§ Texte extrait:
------------------------

On ne connaît personne, on n’a pas d’argent. Sans papiers, on ne peut pas travailler.
Mohammed
Pendant plusieurs mois, Mohammed et Rezgar ont subi ces conditions, dans l’attente que leur dossier administratif soit épluché. Au mois de septembre, ils enregistrent leur demande d’asile auprès des autorités françaises. « La Spada renseignera avec vous un formulaire d’enregistrement de la demande d’asile et vous remettra une convocation pour le rendez-vous avec le guichet unique de demande d’asile (Guda), qui aura lieu dans les trois jours (dix jours en cas de forte affluence) », indique l’Ofpra aux réfugiés.
Mais ce délai présumé de trois jours s’est finalement étiré sur sept mois. La date du rendez-vous de Mohammed et Rezgar avec le Guda, leur permettant d’activer certains droits comme l’hébergement, était planifiée pour le 16 avril. Un coup de massue pour les deux hommes : « C’est une attente très longue pour nous. On ne connaît personne, on n’a pas d’argent. Sans papiers, on ne peut pas travailler. On aimerait contribuer à la société guyanaise, assure Mohammed. Comment peut-on vivre sept mois ici sans ressources, sans travail, sans accès aux soins ? »
Dans les cas les plus graves, les délais peuvent atteindre deux ans. Régulièrement, ils atteignent douze mois. Une fois passé le rendez-vous au Guda, les dossiers sont envoyés à l’Ofpra pour être examinés. « Si la demande est rejetée et qu’un recours est engagé devant la Cour nationale du droit d’asile (CNDA), la procédure totale peut s’étendre jusqu’à trois ans », glisse Mathieu Tetrel, de la Cimade.

------------------------

§ Explorer le contenu:
[1] Relevez tous les organismes désignés par un nom ou un sigle dans le texte sur les demandeurs d'asile en Guyane.
[2] D'après le texte sur les demandeurs d'asile en Guyane, à quelle date le rendez-vous de Mohammed et Rezgar avec le Guda était-il planifié ?
[3] Reprenez le texte sur les demandeurs d'asile en Guyane à la suite de sa dernière phrase.
Les données ci-après constituent un matériau distinct du texte.

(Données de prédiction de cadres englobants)
------------------------

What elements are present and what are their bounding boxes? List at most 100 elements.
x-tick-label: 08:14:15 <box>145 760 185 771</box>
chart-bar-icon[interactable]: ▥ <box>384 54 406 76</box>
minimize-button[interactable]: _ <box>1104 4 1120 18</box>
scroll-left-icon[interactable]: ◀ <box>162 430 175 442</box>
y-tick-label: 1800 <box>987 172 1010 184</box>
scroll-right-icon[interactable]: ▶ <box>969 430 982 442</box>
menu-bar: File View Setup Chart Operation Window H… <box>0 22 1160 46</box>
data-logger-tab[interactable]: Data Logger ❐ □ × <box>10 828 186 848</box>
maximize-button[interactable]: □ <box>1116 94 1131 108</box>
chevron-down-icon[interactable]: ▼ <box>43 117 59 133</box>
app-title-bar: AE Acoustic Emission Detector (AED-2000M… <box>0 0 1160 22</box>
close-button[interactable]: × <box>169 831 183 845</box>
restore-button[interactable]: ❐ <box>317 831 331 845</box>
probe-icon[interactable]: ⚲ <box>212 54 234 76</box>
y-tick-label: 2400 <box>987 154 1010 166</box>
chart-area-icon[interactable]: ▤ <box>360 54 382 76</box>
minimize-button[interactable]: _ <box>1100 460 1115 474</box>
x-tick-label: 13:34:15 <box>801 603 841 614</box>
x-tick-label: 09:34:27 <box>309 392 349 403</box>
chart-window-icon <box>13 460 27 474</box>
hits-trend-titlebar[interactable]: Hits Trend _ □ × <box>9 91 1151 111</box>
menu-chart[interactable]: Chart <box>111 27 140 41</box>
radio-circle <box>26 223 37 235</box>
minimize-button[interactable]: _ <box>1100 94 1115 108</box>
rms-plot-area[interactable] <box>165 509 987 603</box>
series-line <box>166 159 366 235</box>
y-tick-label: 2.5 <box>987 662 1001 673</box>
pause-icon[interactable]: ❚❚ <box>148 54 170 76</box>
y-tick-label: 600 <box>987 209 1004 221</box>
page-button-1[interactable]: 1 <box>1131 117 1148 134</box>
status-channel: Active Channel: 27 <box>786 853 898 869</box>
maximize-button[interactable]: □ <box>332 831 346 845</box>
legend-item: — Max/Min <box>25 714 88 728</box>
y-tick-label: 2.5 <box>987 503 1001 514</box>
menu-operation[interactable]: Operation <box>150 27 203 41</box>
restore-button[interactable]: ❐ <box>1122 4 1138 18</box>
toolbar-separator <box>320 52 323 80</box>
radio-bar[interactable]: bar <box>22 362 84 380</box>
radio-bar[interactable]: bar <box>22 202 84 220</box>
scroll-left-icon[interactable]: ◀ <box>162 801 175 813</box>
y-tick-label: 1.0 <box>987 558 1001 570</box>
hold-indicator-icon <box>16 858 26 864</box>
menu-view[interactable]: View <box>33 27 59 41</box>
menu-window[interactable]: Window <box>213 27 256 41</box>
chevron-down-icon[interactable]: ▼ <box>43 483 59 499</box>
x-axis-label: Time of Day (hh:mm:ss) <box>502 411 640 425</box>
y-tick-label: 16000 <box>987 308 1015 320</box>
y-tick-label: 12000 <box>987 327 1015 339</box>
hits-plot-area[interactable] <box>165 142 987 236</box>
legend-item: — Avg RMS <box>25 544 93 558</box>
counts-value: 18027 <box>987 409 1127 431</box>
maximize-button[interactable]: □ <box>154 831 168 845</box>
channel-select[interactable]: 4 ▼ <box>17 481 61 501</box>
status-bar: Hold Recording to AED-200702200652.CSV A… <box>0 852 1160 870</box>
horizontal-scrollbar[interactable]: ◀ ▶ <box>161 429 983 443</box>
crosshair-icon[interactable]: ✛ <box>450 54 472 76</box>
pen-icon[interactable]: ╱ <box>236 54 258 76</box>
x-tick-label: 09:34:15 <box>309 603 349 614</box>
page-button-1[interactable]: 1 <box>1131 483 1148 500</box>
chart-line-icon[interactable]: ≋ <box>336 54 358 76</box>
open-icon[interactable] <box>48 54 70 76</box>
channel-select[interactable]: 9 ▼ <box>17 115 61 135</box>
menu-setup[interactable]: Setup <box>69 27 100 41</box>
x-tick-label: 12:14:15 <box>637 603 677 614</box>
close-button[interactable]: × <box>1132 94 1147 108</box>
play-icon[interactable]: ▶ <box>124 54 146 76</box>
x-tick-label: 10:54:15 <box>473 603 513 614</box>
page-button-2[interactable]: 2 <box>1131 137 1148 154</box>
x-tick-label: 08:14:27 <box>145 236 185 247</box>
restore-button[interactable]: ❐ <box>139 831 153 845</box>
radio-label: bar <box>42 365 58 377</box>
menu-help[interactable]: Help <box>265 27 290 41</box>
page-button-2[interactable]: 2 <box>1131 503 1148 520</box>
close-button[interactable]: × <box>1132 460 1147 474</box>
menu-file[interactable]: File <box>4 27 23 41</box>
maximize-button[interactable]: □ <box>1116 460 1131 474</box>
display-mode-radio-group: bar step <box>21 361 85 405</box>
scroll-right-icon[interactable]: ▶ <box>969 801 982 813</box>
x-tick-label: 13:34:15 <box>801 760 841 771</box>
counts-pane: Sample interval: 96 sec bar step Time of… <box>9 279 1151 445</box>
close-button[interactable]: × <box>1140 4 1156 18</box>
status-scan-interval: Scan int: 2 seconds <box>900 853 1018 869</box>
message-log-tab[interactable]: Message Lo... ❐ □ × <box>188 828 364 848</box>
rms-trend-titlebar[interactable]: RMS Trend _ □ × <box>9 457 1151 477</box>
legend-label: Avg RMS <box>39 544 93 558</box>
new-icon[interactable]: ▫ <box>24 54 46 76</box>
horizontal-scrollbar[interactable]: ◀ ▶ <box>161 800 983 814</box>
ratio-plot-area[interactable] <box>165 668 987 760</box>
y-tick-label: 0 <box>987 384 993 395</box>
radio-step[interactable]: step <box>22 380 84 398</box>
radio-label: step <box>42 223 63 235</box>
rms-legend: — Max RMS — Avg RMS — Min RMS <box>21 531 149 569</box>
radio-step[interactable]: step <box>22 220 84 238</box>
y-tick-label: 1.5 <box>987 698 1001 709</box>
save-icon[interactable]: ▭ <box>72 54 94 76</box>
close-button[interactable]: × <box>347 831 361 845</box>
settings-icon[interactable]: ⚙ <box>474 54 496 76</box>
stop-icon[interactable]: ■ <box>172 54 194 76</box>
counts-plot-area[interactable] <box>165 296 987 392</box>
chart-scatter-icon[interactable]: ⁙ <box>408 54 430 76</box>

------------------------

§ Réponses par consigne:
[1]
- La Spada
- Le guichet unique de demande d'asile (Guda)
- L'Ofpra
- La Cour nationale du droit d'asile (CNDA)
- La Cimade

[2] Le 16 avril.

[3]
La bataille juridique des associations
Face à cette situation, plusieurs associations, comme le Comede, Médecins du monde ou la Cimade, ont engagé une bataille juridique pour faire reconnaître une carence systémique de la préfecture. Si l’atteinte aux libertés fondamentales est retenue pour six requérants individuels, la carence systémique n’est pas reconnue : « Nous sommes passés par le référé de liberté, qui n’était peut-être pas l’outil le plus adapté. Il permet d’agir en 48 heures, mais le juge doit ordonner des mesures qui peuvent être mises en œuvre en 48 heures », explique Me Clara Jouneaux, avocate des requérants.
Cependant, la stratégie s’est finalement avérée payante : en avril dernier, la préfecture a avancé les rendez-vous de tous les réfugiés de La Verdure : « Il n’y a personne en attente à plus d’un mois », assure Clara Jouneaux. Pour elle, ce revirement pourrait être issu de la victoire des référés individuels. « On a laissé entendre qu’on allait en faire de manière massive. La préfecture a des frais lorsqu’elle perd, et ça lui coûte cher », souffle l’avocate.
Si la réaction de l’État laisse entrevoir des jours meilleurs pour les réfugiés du camp de La Verdure, d’autres communautés restent confrontées à l’engorgement administratif. « Les grands lésés de cette histoire sont les Haïtiens. J’ai un dossier d’une personne qui a reçu sa convocation pour septembre 2026 », soupire Me Jouneaux. En Guyane, les réfugiés haïtiens représentent entre 70 et 80 % des demandeurs d’asile sur le territoire.